> [STATED PROBLEM]:
Output the material below in full, exactly as it is.

──────── RECORD SET ────────

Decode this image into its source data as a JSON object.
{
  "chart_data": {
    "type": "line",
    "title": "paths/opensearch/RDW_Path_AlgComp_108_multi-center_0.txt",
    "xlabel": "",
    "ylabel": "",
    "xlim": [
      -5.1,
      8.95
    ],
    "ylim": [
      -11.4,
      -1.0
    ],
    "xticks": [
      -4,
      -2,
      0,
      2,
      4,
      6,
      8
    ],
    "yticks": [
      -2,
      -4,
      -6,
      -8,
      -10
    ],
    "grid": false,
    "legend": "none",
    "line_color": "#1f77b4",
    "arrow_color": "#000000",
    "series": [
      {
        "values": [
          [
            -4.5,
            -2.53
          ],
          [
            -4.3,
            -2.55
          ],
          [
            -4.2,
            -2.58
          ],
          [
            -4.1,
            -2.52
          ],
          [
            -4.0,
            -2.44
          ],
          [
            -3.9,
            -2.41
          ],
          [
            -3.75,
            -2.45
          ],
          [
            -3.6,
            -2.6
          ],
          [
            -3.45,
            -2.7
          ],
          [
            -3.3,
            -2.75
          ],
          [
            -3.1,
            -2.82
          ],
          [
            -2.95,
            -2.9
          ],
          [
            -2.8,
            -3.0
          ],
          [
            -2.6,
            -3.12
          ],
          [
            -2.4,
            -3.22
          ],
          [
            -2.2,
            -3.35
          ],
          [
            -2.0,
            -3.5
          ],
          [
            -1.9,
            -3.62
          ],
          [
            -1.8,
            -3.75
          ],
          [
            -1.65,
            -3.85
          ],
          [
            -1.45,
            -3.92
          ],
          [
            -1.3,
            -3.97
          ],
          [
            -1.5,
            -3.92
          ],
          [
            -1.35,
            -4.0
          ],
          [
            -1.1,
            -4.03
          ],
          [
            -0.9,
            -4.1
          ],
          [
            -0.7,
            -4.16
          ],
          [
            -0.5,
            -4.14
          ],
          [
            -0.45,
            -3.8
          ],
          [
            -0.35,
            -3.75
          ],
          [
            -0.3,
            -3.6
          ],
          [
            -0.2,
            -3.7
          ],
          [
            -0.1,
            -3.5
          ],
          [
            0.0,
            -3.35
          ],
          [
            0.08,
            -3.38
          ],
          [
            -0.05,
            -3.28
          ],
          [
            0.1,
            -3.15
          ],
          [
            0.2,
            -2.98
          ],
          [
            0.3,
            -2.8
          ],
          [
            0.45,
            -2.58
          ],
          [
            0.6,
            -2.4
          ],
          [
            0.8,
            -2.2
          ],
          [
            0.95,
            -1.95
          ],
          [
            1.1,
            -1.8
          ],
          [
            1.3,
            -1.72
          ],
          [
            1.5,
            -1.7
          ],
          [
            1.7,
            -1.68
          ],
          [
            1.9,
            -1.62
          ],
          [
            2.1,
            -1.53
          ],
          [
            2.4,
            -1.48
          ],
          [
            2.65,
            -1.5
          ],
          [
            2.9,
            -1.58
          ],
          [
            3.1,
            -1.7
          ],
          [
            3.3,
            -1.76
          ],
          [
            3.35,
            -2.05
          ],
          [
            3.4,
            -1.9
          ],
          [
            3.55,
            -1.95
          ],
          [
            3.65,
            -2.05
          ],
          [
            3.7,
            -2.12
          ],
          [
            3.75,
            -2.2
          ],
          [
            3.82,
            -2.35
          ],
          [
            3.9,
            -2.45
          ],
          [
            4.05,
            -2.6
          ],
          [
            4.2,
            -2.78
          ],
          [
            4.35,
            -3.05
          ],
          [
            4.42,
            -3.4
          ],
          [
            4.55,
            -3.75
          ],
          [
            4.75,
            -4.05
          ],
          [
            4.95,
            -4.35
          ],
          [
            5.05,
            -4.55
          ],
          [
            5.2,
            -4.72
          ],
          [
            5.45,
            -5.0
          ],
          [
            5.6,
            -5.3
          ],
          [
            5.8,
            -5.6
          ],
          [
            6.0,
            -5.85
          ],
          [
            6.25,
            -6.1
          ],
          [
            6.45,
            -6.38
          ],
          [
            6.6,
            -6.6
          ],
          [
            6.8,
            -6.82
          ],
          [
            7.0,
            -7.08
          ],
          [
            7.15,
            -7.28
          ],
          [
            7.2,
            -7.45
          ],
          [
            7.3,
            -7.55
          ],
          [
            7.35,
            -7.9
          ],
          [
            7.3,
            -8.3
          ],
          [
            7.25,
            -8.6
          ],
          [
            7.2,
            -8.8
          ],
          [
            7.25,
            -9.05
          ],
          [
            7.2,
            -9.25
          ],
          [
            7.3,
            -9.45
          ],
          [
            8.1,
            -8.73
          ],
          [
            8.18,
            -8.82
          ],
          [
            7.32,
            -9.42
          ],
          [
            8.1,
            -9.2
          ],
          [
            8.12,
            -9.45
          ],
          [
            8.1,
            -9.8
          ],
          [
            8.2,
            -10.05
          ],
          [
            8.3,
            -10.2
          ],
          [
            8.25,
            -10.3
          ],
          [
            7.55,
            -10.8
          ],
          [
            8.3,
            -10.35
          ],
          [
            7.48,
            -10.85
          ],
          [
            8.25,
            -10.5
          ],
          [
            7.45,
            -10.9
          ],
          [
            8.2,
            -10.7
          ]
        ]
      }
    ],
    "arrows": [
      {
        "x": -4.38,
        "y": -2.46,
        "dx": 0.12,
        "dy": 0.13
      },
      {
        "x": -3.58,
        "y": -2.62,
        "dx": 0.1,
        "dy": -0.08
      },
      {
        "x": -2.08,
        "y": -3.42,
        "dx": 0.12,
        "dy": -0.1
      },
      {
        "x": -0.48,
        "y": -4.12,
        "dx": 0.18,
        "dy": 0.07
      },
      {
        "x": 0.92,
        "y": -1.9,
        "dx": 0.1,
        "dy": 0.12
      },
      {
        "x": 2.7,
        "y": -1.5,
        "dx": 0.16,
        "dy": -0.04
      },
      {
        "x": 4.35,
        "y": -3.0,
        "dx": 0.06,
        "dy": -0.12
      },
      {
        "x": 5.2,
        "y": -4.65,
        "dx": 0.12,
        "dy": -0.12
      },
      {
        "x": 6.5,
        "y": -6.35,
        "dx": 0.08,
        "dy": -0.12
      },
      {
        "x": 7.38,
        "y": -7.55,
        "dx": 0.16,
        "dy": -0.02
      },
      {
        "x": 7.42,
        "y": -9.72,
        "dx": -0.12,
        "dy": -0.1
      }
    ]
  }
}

────────

> [TASK SOLUTION]:
Decode this image into its source data as a JSON object.
{
  "chart_data": {
    "type": "line",
    "title": "paths/opensearch/RDW_Path_AlgComp_108_multi-center_0.txt",
    "xlabel": "",
    "ylabel": "",
    "xlim": [
      -5.1,
      8.95
    ],
    "ylim": [
      -11.4,
      -1.0
    ],
    "xticks": [
      -4,
      -2,
      0,
      2,
      4,
      6,
      8
    ],
    "yticks": [
      -2,
      -4,
      -6,
      -8,
      -10
    ],
    "grid": false,
    "legend": "none",
    "line_color": "#1f77b4",
    "arrow_color": "#000000",
    "series": [
      {
        "values": [
          [
            -4.5,
            -2.53
          ],
          [
            -4.3,
            -2.55
          ],
          [
            -4.2,
            -2.58
          ],
          [
            -4.1,
            -2.52
          ],
          [
            -4.0,
            -2.44
          ],
          [
            -3.9,
            -2.41
          ],
          [
            -3.75,
            -2.45
          ],
          [
            -3.6,
            -2.6
          ],
          [
            -3.45,
            -2.7
          ],
          [
            -3.3,
            -2.75
          ],
          [
            -3.1,
            -2.82
          ],
          [
            -2.95,
            -2.9
          ],
          [
            -2.8,
            -3.0
          ],
          [
            -2.6,
            -3.12
          ],
          [
            -2.4,
            -3.22
          ],
          [
            -2.2,
            -3.35
          ],
          [
            -2.0,
            -3.5
          ],
          [
            -1.9,
            -3.62
          ],
          [
            -1.8,
            -3.75
          ],
          [
            -1.65,
            -3.85
          ],
          [
            -1.45,
            -3.92
          ],
          [
            -1.3,
            -3.97
          ],
          [
            -1.5,
            -3.92
          ],
          [
            -1.35,
            -4.0
          ],
          [
            -1.1,
            -4.03
          ],
          [
            -0.9,
            -4.1
          ],
          [
            -0.7,
            -4.16
          ],
          [
            -0.5,
            -4.14
          ],
          [
            -0.45,
            -3.8
          ],
          [
            -0.35,
            -3.75
          ],
          [
            -0.3,
            -3.6
          ],
          [
            -0.2,
            -3.7
          ],
          [
            -0.1,
            -3.5
          ],
          [
            0.0,
            -3.35
          ],
          [
            0.08,
            -3.38
          ],
          [
            -0.05,
            -3.28
          ],
          [
            0.1,
            -3.15
          ],
          [
            0.2,
            -2.98
          ],
          [
            0.3,
            -2.8
          ],
          [
            0.45,
            -2.58
          ],
          [
            0.6,
            -2.4
          ],
          [
            0.8,
            -2.2
          ],
          [
            0.95,
            -1.95
          ],
          [
            1.1,
            -1.8
          ],
          [
            1.3,
            -1.72
          ],
          [
            1.5,
            -1.7
          ],
          [
            1.7,
            -1.68
          ],
          [
            1.9,
            -1.62
          ],
          [
            2.1,
            -1.53
          ],
          [
            2.4,
            -1.48
          ],
          [
            2.65,
            -1.5
          ],
          [
            2.9,
            -1.58
          ],
          [
            3.1,
            -1.7
          ],
          [
            3.3,
            -1.76
          ],
          [
            3.35,
            -2.05
          ],
          [
            3.4,
            -1.9
          ],
          [
            3.55,
            -1.95
          ],
          [
            3.65,
            -2.05
          ],
          [
            3.7,
            -2.12
          ],
          [
            3.75,
            -2.2
          ],
          [
            3.82,
            -2.35
          ],
          [
            3.9,
            -2.45
          ],
          [
            4.05,
            -2.6
          ],
          [
            4.2,
            -2.78
          ],
          [
            4.35,
            -3.05
          ],
          [
            4.42,
            -3.4
          ],
          [
            4.55,
            -3.75
          ],
          [
            4.75,
            -4.05
          ],
          [
            4.95,
            -4.35
          ],
          [
            5.05,
            -4.55
          ],
          [
            5.2,
            -4.72
          ],
          [
            5.45,
            -5.0
          ],
          [
            5.6,
            -5.3
          ],
          [
            5.8,
            -5.6
          ],
          [
            6.0,
            -5.85
          ],
          [
            6.25,
            -6.1
          ],
          [
            6.45,
            -6.38
          ],
          [
            6.6,
            -6.6
          ],
          [
            6.8,
            -6.82
          ],
          [
            7.0,
            -7.08
          ],
          [
            7.15,
            -7.28
          ],
          [
            7.2,
            -7.45
          ],
          [
            7.3,
            -7.55
          ],
          [
            7.35,
            -7.9
          ],
          [
            7.3,
            -8.3
          ],
          [
            7.25,
            -8.6
          ],
          [
            7.2,
            -8.8
          ],
          [
            7.25,
            -9.05
          ],
          [
            7.2,
            -9.25
          ],
          [
            7.3,
            -9.45
          ],
          [
            8.1,
            -8.73
          ],
          [
            8.18,
            -8.82
          ],
          [
            7.32,
            -9.42
          ],
          [
            8.1,
            -9.2
          ],
          [
            8.12,
            -9.45
          ],
          [
            8.1,
            -9.8
          ],
          [
            8.2,
            -10.05
          ],
          [
            8.3,
            -10.2
          ],
          [
            8.25,
            -10.3
          ],
          [
            7.55,
            -10.8
          ],
          [
            8.3,
            -10.35
          ],
          [
            7.48,
            -10.85
          ],
          [
            8.25,
            -10.5
          ],
          [
            7.45,
            -10.9
          ],
          [
            8.2,
            -10.7
          ]
        ]
      }
    ],
    "arrows": [
      {
        "x": -4.38,
        "y": -2.46,
        "dx": 0.12,
        "dy": 0.13
      },
      {
        "x": -3.58,
        "y": -2.62,
        "dx": 0.1,
        "dy": -0.08
      },
      {
        "x": -2.08,
        "y": -3.42,
        "dx": 0.12,
        "dy": -0.1
      },
      {
        "x": -0.48,
        "y": -4.12,
        "dx": 0.18,
        "dy": 0.07
      },
      {
        "x": 0.92,
        "y": -1.9,
        "dx": 0.1,
        "dy": 0.12
      },
      {
        "x": 2.7,
        "y": -1.5,
        "dx": 0.16,
        "dy": -0.04
      },
      {
        "x": 4.35,
        "y": -3.0,
        "dx": 0.06,
        "dy": -0.12
      },
      {
        "x": 5.2,
        "y": -4.65,
        "dx": 0.12,
        "dy": -0.12
      },
      {
        "x": 6.5,
        "y": -6.35,
        "dx": 0.08,
        "dy": -0.12
      },
      {
        "x": 7.38,
        "y": -7.55,
        "dx": 0.16,
        "dy": -0.02
      },
      {
        "x": 7.42,
        "y": -9.72,
        "dx": -0.12,
        "dy": -0.1
      }
    ]
  }
}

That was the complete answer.